Job. Make an exact copy of all the records.

Records:
=====

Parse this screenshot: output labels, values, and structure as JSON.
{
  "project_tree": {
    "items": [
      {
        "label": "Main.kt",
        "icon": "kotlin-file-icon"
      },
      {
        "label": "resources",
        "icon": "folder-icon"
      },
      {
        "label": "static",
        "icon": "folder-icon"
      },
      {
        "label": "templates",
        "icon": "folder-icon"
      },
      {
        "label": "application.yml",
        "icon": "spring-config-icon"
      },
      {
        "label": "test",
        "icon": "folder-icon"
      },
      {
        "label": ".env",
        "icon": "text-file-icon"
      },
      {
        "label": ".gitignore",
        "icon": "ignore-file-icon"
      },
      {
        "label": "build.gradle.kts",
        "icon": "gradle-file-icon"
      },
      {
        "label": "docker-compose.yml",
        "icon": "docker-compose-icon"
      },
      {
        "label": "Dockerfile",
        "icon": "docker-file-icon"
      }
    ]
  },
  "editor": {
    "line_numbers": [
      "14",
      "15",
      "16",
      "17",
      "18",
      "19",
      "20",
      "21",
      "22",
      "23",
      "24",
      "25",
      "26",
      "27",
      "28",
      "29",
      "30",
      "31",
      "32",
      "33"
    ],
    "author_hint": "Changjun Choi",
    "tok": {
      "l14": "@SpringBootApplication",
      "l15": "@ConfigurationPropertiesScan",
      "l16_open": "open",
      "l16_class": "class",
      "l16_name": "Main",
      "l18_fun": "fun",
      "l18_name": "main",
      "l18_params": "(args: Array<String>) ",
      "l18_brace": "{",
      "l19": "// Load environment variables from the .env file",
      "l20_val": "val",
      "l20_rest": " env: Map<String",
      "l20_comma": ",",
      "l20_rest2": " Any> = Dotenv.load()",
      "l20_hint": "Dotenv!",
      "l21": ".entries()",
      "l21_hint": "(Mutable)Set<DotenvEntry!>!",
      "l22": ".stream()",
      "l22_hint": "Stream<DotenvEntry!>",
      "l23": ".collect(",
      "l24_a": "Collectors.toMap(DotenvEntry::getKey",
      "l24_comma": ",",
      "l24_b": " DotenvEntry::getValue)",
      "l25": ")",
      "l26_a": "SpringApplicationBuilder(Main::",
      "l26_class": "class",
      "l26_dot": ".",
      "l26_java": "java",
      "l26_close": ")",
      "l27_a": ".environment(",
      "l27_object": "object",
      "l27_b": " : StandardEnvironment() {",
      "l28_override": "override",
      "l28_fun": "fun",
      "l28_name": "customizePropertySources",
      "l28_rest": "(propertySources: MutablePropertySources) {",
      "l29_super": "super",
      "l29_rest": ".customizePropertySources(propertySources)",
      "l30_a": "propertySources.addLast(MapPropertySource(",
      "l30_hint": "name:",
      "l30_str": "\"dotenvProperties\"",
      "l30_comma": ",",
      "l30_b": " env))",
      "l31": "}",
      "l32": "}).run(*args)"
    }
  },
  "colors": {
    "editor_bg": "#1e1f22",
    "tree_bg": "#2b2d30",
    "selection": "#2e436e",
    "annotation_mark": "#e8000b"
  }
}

=====

Full output.
Parse this screenshot: output labels, values, and structure as JSON.
{
  "project_tree": {
    "items": [
      {
        "label": "Main.kt",
        "icon": "kotlin-file-icon"
      },
      {
        "label": "resources",
        "icon": "folder-icon"
      },
      {
        "label": "static",
        "icon": "folder-icon"
      },
      {
        "label": "templates",
        "icon": "folder-icon"
      },
      {
        "label": "application.yml",
        "icon": "spring-config-icon"
      },
      {
        "label": "test",
        "icon": "folder-icon"
      },
      {
        "label": ".env",
        "icon": "text-file-icon"
      },
      {
        "label": ".gitignore",
        "icon": "ignore-file-icon"
      },
      {
        "label": "build.gradle.kts",
        "icon": "gradle-file-icon"
      },
      {
        "label": "docker-compose.yml",
        "icon": "docker-compose-icon"
      },
      {
        "label": "Dockerfile",
        "icon": "docker-file-icon"
      }
    ]
  },
  "editor": {
    "line_numbers": [
      "14",
      "15",
      "16",
      "17",
      "18",
      "19",
      "20",
      "21",
      "22",
      "23",
      "24",
      "25",
      "26",
      "27",
      "28",
      "29",
      "30",
      "31",
      "32",
      "33"
    ],
    "author_hint": "Changjun Choi",
    "tok": {
      "l14": "@SpringBootApplication",
      "l15": "@ConfigurationPropertiesScan",
      "l16_open": "open",
      "l16_class": "class",
      "l16_name": "Main",
      "l18_fun": "fun",
      "l18_name": "main",
      "l18_params": "(args: Array<String>) ",
      "l18_brace": "{",
      "l19": "// Load environment variables from the .env file",
      "l20_val": "val",
      "l20_rest": " env: Map<String",
      "l20_comma": ",",
      "l20_rest2": " Any> = Dotenv.load()",
      "l20_hint": "Dotenv!",
      "l21": ".entries()",
      "l21_hint": "(Mutable)Set<DotenvEntry!>!",
      "l22": ".stream()",
      "l22_hint": "Stream<DotenvEntry!>",
      "l23": ".collect(",
      "l24_a": "Collectors.toMap(DotenvEntry::getKey",
      "l24_comma": ",",
      "l24_b": " DotenvEntry::getValue)",
      "l25": ")",
      "l26_a": "SpringApplicationBuilder(Main::",
      "l26_class": "class",
      "l26_dot": ".",
      "l26_java": "java",
      "l26_close": ")",
      "l27_a": ".environment(",
      "l27_object": "object",
      "l27_b": " : StandardEnvironment() {",
      "l28_override": "override",
      "l28_fun": "fun",
      "l28_name": "customizePropertySources",
      "l28_rest": "(propertySources: MutablePropertySources) {",
      "l29_super": "super",
      "l29_rest": ".customizePropertySources(propertySources)",
      "l30_a": "propertySources.addLast(MapPropertySource(",
      "l30_hint": "name:",
      "l30_str": "\"dotenvProperties\"",
      "l30_comma": ",",
      "l30_b": " env))",
      "l31": "}",
      "l32": "}).run(*args)"
    }
  },
  "colors": {
    "editor_bg": "#1e1f22",
    "tree_bg": "#2b2d30",
    "selection": "#2e436e",
    "annotation_mark": "#e8000b"
  }
}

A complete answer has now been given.